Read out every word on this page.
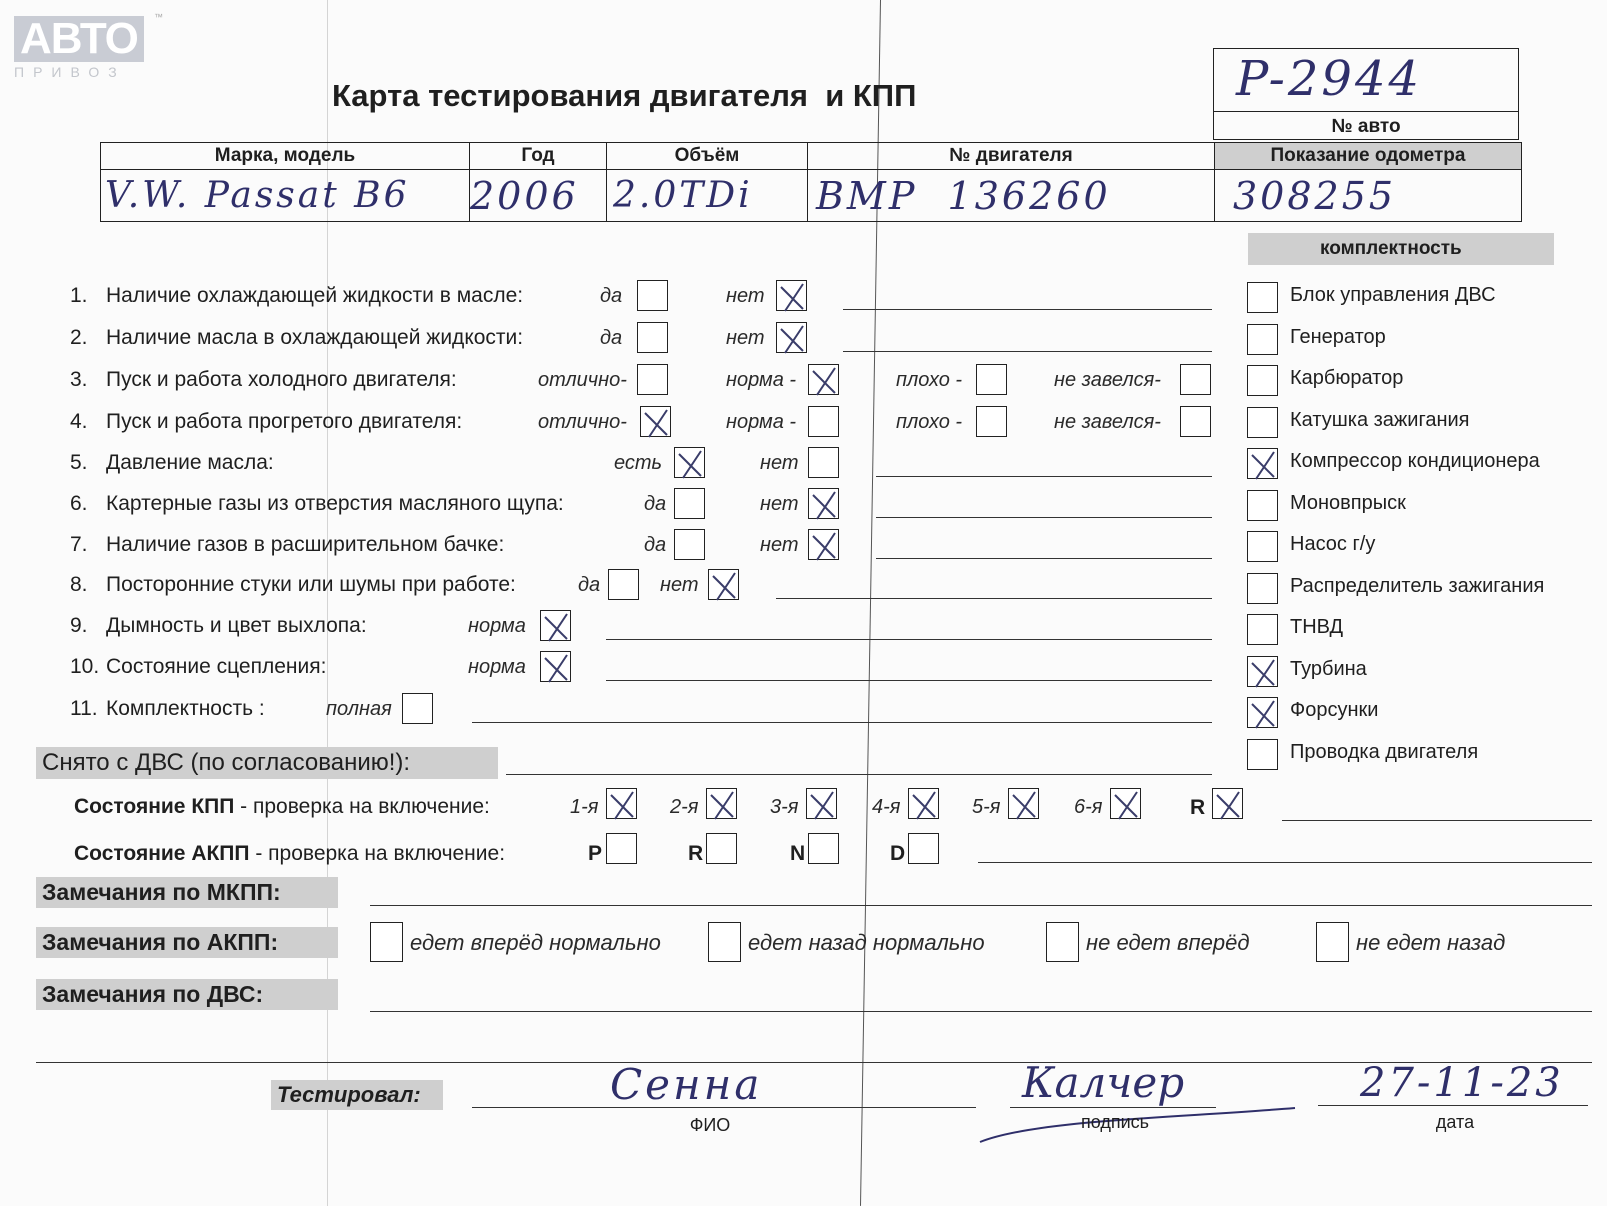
АВТО
ПРИВОЗ
™
Карта тестирования двигателя  и КПП	P-2944
№ авто
Марка, модель	Год	Объём	№ двигателя	Показание одометра
V.W. Passat B6	2006	2.0TDi	BMP  136260	308255
комплектность
1. Наличие охлаждающей жидкости в масле:	да	нет
2. Наличие масла в охлаждающей жидкости:	да	нет
3. Пуск и работа холодного двигателя:	отлично-	норма -	плохо -	не завелся-
4. Пуск и работа прогретого двигателя:	отлично-	норма -	плохо -	не завелся-
5. Давление масла:	есть	нет
6. Картерные газы из отверстия масляного щупа:	да	нет
7. Наличие газов в расширительном бачке:	да	нет
8. Посторонние стуки или шумы при работе:	да	нет
9. Дымность и цвет выхлопа:	норма
10. Состояние сцепления:	норма
11. Комплектность :	полная
Блок управления ДВС
Генератор
Карбюратор
Катушка зажигания
Компрессор кондиционера
Моновпрыск
Насос г/у
Распределитель зажигания
ТНВД
Турбина
Форсунки
Проводка двигателя
Снято с ДВС (по согласованию!):
Состояние КПП - проверка на включение:	1-я	2-я	3-я	4-я	5-я	6-я	R
Состояние АКПП - проверка на включение:	P	R	N	D
Замечания по МКПП:
Замечания по АКПП:	едет вперёд нормально	едет назад нормально	не едет вперёд	не едет назад
Замечания по ДВС:
Тестировал:	Сенна
ФИО
Кaлчер
подпись
27-11-23
дата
──────────────────────────────
### [Description of the task]
Quote the records above in full, dropping each picture.

### [Solution for this exercise]
Read out every word on this page.
АВТО
ПРИВОЗ
™
Карта тестирования двигателя  и КПП	P-2944
№ авто
Марка, модель	Год	Объём	№ двигателя	Показание одометра
V.W. Passat B6	2006	2.0TDi	BMP  136260	308255
комплектность
1. Наличие охлаждающей жидкости в масле:	да	нет
2. Наличие масла в охлаждающей жидкости:	да	нет
3. Пуск и работа холодного двигателя:	отлично-	норма -	плохо -	не завелся-
4. Пуск и работа прогретого двигателя:	отлично-	норма -	плохо -	не завелся-
5. Давление масла:	есть	нет
6. Картерные газы из отверстия масляного щупа:	да	нет
7. Наличие газов в расширительном бачке:	да	нет
8. Посторонние стуки или шумы при работе:	да	нет
9. Дымность и цвет выхлопа:	норма
10. Состояние сцепления:	норма
11. Комплектность :	полная
Блок управления ДВС
Генератор
Карбюратор
Катушка зажигания
Компрессор кондиционера
Моновпрыск
Насос г/у
Распределитель зажигания
ТНВД
Турбина
Форсунки
Проводка двигателя
Снято с ДВС (по согласованию!):
Состояние КПП - проверка на включение:	1-я	2-я	3-я	4-я	5-я	6-я	R
Состояние АКПП - проверка на включение:	P	R	N	D
Замечания по МКПП:
Замечания по АКПП:	едет вперёд нормально	едет назад нормально	не едет вперёд	не едет назад
Замечания по ДВС:
Тестировал:	Сенна
ФИО
Кaлчер
подпись
27-11-23
дата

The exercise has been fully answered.